Given problem: Return all of the data exactly, with nothing left out but the pictures.

[Stored data]
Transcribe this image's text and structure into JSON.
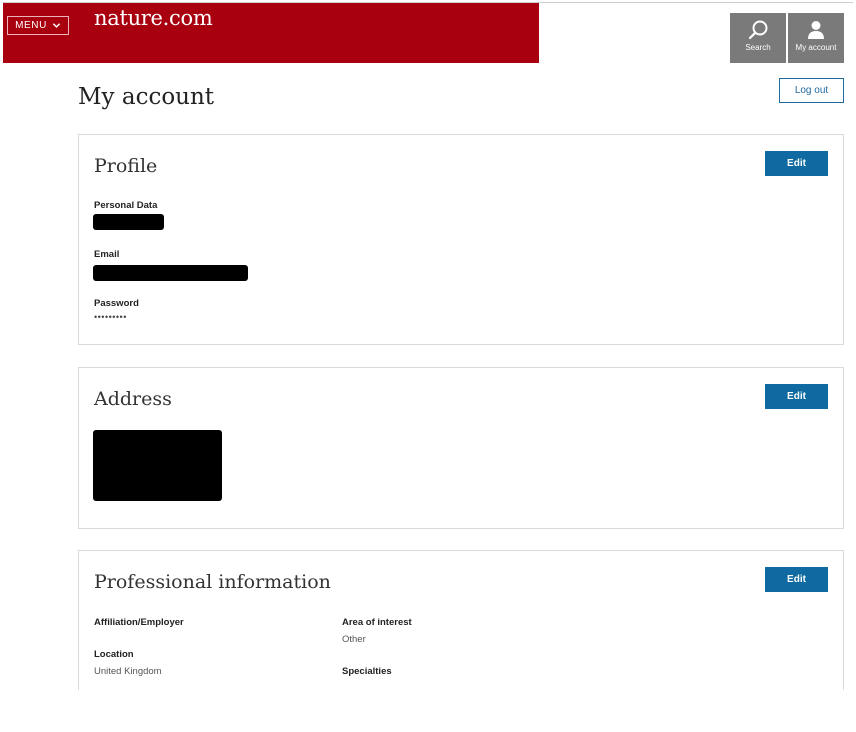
{
  "header": {
    "menu_label": "MENU",
    "logo_text": "nature.com",
    "search_label": "Search",
    "account_label": "My account",
    "brand_color": "#a8000f"
  },
  "page": {
    "title": "My account",
    "logout_label": "Log out"
  },
  "profile": {
    "title": "Profile",
    "edit_label": "Edit",
    "personal_data_label": "Personal Data",
    "email_label": "Email",
    "password_label": "Password",
    "password_value": "•••••••••"
  },
  "address": {
    "title": "Address",
    "edit_label": "Edit"
  },
  "professional": {
    "title": "Professional information",
    "edit_label": "Edit",
    "affiliation_label": "Affiliation/Employer",
    "location_label": "Location",
    "location_value": "United Kingdom",
    "interest_label": "Area of interest",
    "interest_value": "Other",
    "specialties_label": "Specialties"
  }
}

Finished task:
Transcribe this image's text and structure into JSON.
{
  "header": {
    "menu_label": "MENU",
    "logo_text": "nature.com",
    "search_label": "Search",
    "account_label": "My account",
    "brand_color": "#a8000f"
  },
  "page": {
    "title": "My account",
    "logout_label": "Log out"
  },
  "profile": {
    "title": "Profile",
    "edit_label": "Edit",
    "personal_data_label": "Personal Data",
    "email_label": "Email",
    "password_label": "Password",
    "password_value": "•••••••••"
  },
  "address": {
    "title": "Address",
    "edit_label": "Edit"
  },
  "professional": {
    "title": "Professional information",
    "edit_label": "Edit",
    "affiliation_label": "Affiliation/Employer",
    "location_label": "Location",
    "location_value": "United Kingdom",
    "interest_label": "Area of interest",
    "interest_value": "Other",
    "specialties_label": "Specialties"
  }
}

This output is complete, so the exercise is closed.